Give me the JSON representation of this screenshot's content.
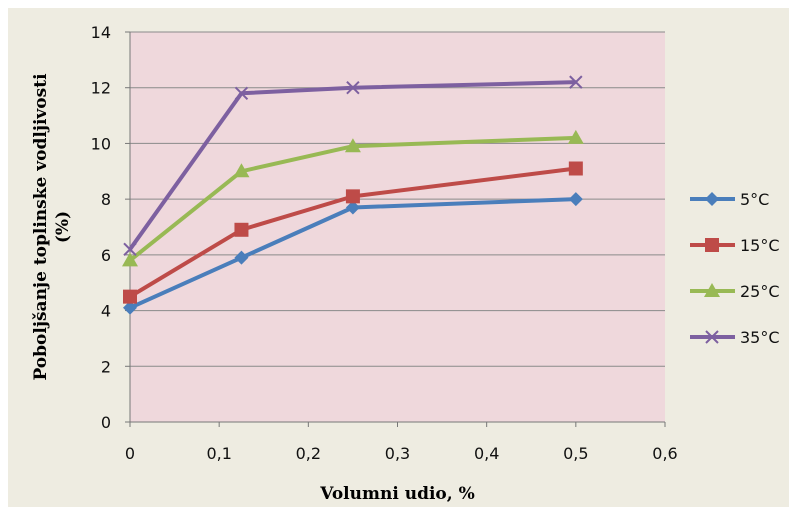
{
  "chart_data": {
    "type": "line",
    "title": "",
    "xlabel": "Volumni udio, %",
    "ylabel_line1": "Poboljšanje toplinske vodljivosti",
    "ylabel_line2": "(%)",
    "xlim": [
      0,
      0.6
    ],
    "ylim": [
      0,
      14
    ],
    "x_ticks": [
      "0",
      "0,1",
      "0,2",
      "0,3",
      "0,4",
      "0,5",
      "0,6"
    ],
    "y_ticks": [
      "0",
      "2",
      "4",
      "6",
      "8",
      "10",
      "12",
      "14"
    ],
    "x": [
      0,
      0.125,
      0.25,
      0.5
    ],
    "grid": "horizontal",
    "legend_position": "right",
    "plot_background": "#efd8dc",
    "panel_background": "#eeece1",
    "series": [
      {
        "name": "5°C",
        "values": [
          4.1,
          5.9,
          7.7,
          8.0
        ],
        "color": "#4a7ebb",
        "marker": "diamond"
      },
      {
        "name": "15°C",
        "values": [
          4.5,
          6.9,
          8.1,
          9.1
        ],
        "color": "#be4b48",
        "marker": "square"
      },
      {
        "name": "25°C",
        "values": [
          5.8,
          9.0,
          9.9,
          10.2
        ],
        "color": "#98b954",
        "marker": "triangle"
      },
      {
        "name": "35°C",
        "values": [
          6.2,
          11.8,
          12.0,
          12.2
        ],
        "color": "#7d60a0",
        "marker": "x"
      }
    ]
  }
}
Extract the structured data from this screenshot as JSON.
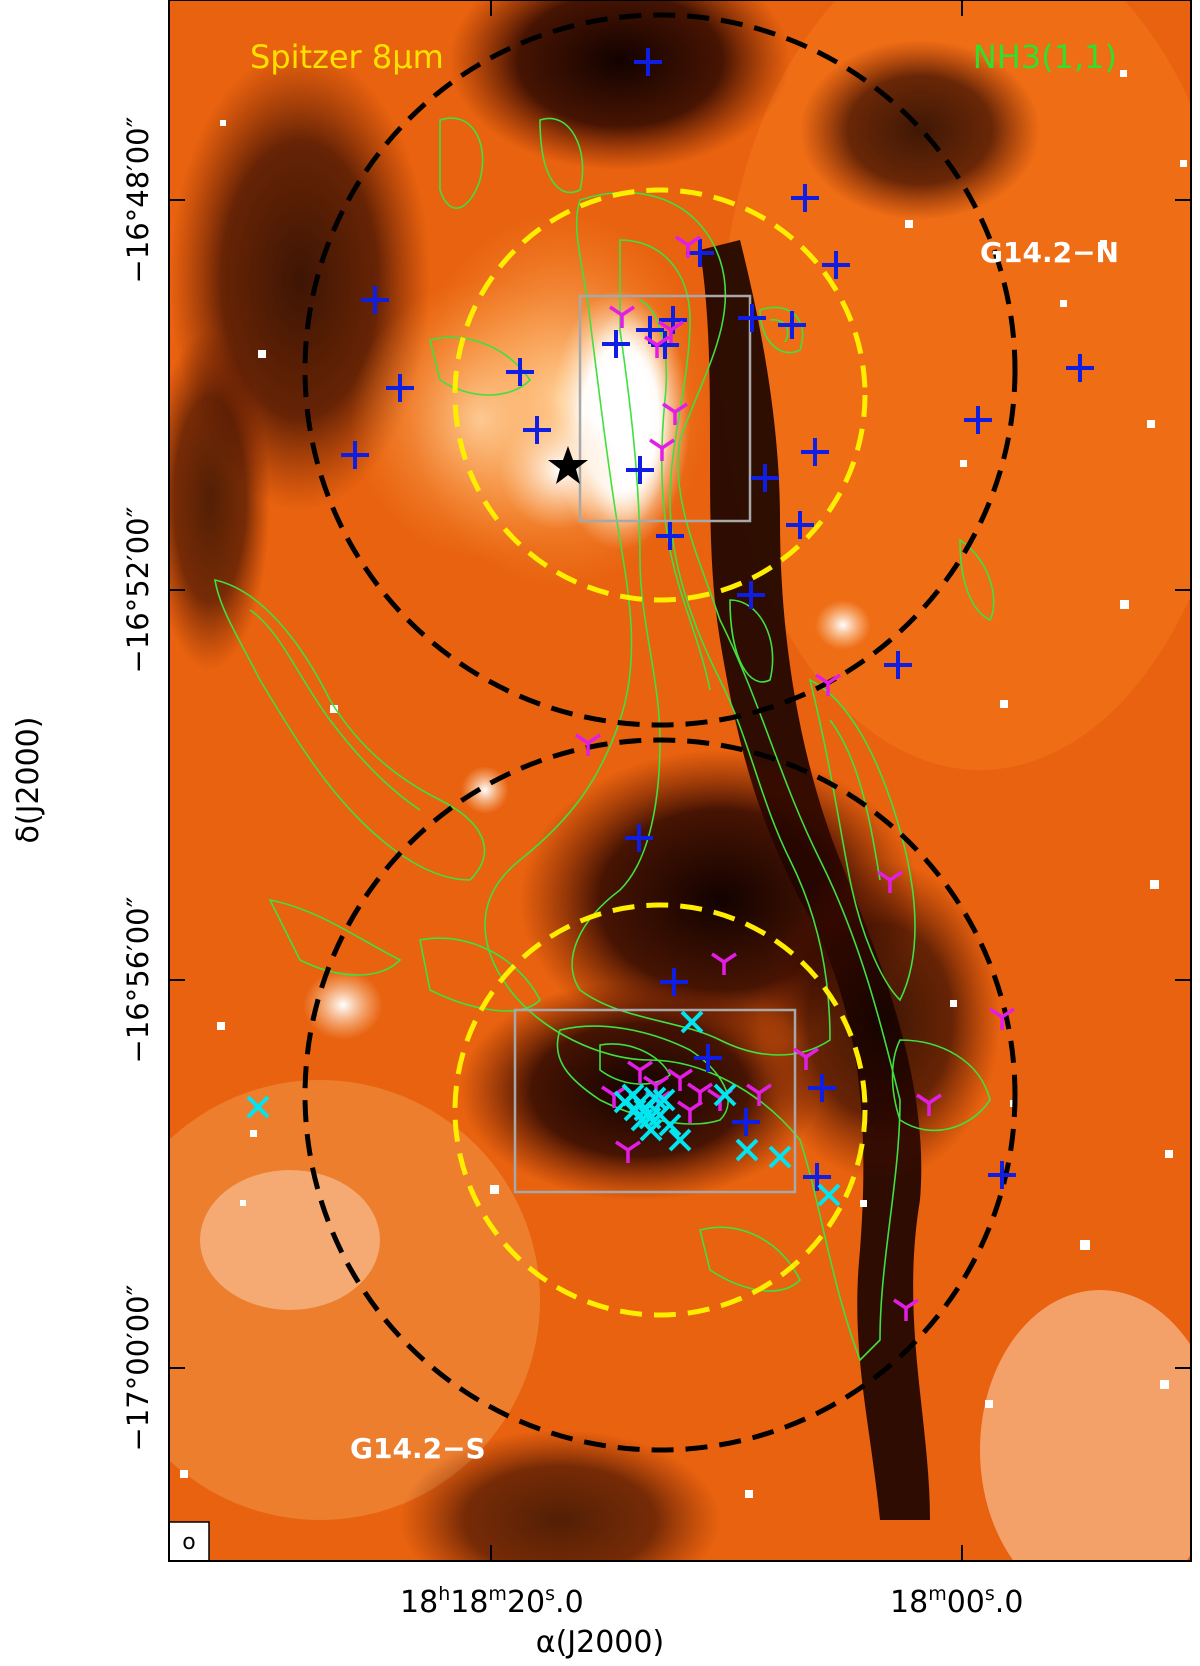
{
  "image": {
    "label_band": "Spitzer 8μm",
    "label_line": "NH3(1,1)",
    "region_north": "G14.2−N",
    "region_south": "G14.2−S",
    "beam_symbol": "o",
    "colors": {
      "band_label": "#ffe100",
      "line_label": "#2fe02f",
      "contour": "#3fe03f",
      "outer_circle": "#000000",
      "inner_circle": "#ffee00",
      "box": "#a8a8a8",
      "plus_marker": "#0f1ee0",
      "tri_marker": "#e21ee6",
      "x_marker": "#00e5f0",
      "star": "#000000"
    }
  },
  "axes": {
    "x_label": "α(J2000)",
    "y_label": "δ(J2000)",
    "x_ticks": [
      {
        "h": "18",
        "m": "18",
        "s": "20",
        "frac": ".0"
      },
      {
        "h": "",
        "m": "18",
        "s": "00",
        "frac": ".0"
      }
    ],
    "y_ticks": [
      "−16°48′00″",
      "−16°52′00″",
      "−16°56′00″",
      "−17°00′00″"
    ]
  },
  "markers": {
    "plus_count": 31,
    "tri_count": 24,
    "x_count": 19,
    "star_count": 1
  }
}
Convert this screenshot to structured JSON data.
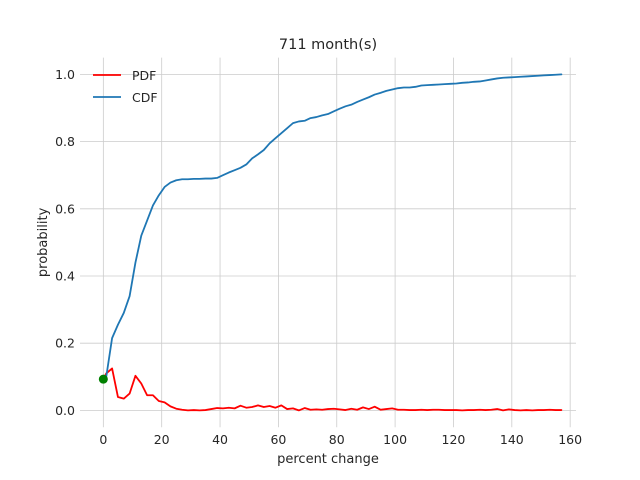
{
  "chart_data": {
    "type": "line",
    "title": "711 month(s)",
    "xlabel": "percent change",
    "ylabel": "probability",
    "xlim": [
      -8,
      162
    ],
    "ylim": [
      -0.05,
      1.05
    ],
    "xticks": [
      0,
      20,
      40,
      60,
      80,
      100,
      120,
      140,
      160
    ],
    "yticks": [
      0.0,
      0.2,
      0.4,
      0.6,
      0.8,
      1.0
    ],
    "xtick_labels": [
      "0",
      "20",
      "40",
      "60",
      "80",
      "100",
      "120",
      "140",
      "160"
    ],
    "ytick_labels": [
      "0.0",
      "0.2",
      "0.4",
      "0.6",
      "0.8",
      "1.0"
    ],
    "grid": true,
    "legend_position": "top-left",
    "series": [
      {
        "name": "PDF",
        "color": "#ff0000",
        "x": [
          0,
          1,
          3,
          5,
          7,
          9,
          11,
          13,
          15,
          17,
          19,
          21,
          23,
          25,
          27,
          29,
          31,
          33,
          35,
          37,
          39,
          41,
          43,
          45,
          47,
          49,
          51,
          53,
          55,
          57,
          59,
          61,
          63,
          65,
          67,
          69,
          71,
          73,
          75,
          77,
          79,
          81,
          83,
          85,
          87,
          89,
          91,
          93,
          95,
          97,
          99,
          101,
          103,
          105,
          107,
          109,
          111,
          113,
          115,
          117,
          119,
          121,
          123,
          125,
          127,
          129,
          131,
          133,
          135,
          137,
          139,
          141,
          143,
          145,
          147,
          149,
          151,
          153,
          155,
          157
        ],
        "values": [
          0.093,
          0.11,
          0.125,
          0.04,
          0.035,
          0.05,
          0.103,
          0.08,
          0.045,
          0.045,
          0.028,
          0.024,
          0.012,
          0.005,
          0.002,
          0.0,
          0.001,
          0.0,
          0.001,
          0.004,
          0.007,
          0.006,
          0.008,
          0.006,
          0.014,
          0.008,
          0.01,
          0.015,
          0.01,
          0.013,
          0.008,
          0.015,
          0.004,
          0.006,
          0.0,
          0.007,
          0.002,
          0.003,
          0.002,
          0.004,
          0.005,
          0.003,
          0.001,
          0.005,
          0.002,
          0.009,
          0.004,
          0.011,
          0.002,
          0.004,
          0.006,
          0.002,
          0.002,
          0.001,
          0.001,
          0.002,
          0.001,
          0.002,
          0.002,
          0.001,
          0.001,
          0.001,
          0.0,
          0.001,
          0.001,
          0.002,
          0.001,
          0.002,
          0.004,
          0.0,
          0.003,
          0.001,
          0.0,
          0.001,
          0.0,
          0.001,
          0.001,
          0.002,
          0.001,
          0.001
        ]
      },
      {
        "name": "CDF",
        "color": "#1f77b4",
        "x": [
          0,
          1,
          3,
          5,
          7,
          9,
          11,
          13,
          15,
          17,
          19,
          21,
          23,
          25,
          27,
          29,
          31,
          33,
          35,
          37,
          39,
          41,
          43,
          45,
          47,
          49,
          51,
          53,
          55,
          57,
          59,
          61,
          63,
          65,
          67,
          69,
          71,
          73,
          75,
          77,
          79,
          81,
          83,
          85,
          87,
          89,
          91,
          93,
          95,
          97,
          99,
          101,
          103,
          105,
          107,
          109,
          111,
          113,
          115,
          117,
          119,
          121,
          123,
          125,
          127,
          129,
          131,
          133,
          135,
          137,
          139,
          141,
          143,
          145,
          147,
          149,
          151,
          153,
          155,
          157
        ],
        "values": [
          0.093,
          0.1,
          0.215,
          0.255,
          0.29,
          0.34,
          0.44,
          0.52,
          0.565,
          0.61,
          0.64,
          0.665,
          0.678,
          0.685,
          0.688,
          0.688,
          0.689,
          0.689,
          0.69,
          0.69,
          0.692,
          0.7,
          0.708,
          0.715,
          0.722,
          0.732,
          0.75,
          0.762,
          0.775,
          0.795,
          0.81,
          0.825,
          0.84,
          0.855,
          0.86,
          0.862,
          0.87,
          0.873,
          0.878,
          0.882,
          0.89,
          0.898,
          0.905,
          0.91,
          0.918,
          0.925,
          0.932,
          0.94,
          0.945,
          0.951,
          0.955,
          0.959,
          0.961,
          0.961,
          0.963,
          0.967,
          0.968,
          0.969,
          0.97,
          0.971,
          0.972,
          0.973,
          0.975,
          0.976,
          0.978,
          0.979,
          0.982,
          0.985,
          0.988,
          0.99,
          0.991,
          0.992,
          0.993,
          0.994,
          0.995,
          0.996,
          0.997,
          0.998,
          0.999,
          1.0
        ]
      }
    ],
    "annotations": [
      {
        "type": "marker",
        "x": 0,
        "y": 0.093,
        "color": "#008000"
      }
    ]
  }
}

• _EXERCISE AIM_: Give back only a number, the number of lines where the string "structured" occurs.

• _ANSWER_: 2